Aim of the task> Transcribe the whole listing below without changing a word, but leave out every image.

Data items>
— Begin —

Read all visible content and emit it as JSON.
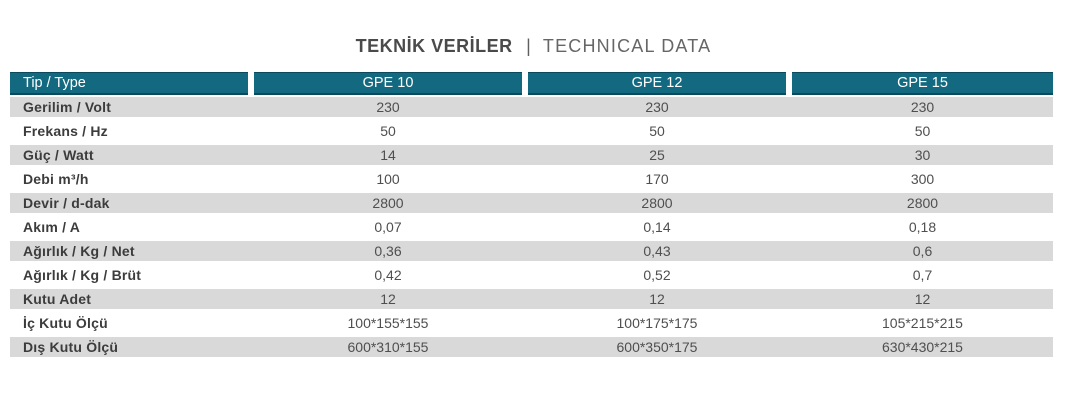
{
  "title": {
    "primary": "TEKNİK VERİLER",
    "separator": "|",
    "secondary": "TECHNICAL DATA"
  },
  "table": {
    "header": {
      "label": "Tip / Type",
      "columns": [
        "GPE 10",
        "GPE 12",
        "GPE 15"
      ]
    },
    "rows": [
      {
        "label": "Gerilim / Volt",
        "values": [
          "230",
          "230",
          "230"
        ]
      },
      {
        "label": "Frekans / Hz",
        "values": [
          "50",
          "50",
          "50"
        ]
      },
      {
        "label": "Güç / Watt",
        "values": [
          "14",
          "25",
          "30"
        ]
      },
      {
        "label": "Debi m³/h",
        "values": [
          "100",
          "170",
          "300"
        ]
      },
      {
        "label": "Devir / d-dak",
        "values": [
          "2800",
          "2800",
          "2800"
        ]
      },
      {
        "label": "Akım / A",
        "values": [
          "0,07",
          "0,14",
          "0,18"
        ]
      },
      {
        "label": "Ağırlık / Kg / Net",
        "values": [
          "0,36",
          "0,43",
          "0,6"
        ]
      },
      {
        "label": "Ağırlık / Kg / Brüt",
        "values": [
          "0,42",
          "0,52",
          "0,7"
        ]
      },
      {
        "label": "Kutu Adet",
        "values": [
          "12",
          "12",
          "12"
        ]
      },
      {
        "label": "İç Kutu Ölçü",
        "values": [
          "100*155*155",
          "100*175*175",
          "105*215*215"
        ]
      },
      {
        "label": "Dış Kutu Ölçü",
        "values": [
          "600*310*155",
          "600*350*175",
          "630*430*215"
        ]
      }
    ]
  },
  "colors": {
    "header_bg": "#136a80",
    "header_text": "#ffffff",
    "alt_row_bg": "#d9d9d9",
    "label_text": "#3c3c3c",
    "value_text": "#4f4f4f"
  }
}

— End —

Answer for this exercise>
Read all visible content and emit it as JSON.
{
  "title": {
    "primary": "TEKNİK VERİLER",
    "separator": "|",
    "secondary": "TECHNICAL DATA"
  },
  "table": {
    "header": {
      "label": "Tip / Type",
      "columns": [
        "GPE 10",
        "GPE 12",
        "GPE 15"
      ]
    },
    "rows": [
      {
        "label": "Gerilim / Volt",
        "values": [
          "230",
          "230",
          "230"
        ]
      },
      {
        "label": "Frekans / Hz",
        "values": [
          "50",
          "50",
          "50"
        ]
      },
      {
        "label": "Güç / Watt",
        "values": [
          "14",
          "25",
          "30"
        ]
      },
      {
        "label": "Debi m³/h",
        "values": [
          "100",
          "170",
          "300"
        ]
      },
      {
        "label": "Devir / d-dak",
        "values": [
          "2800",
          "2800",
          "2800"
        ]
      },
      {
        "label": "Akım / A",
        "values": [
          "0,07",
          "0,14",
          "0,18"
        ]
      },
      {
        "label": "Ağırlık / Kg / Net",
        "values": [
          "0,36",
          "0,43",
          "0,6"
        ]
      },
      {
        "label": "Ağırlık / Kg / Brüt",
        "values": [
          "0,42",
          "0,52",
          "0,7"
        ]
      },
      {
        "label": "Kutu Adet",
        "values": [
          "12",
          "12",
          "12"
        ]
      },
      {
        "label": "İç Kutu Ölçü",
        "values": [
          "100*155*155",
          "100*175*175",
          "105*215*215"
        ]
      },
      {
        "label": "Dış Kutu Ölçü",
        "values": [
          "600*310*155",
          "600*350*175",
          "630*430*215"
        ]
      }
    ]
  },
  "colors": {
    "header_bg": "#136a80",
    "header_text": "#ffffff",
    "alt_row_bg": "#d9d9d9",
    "label_text": "#3c3c3c",
    "value_text": "#4f4f4f"
  }
}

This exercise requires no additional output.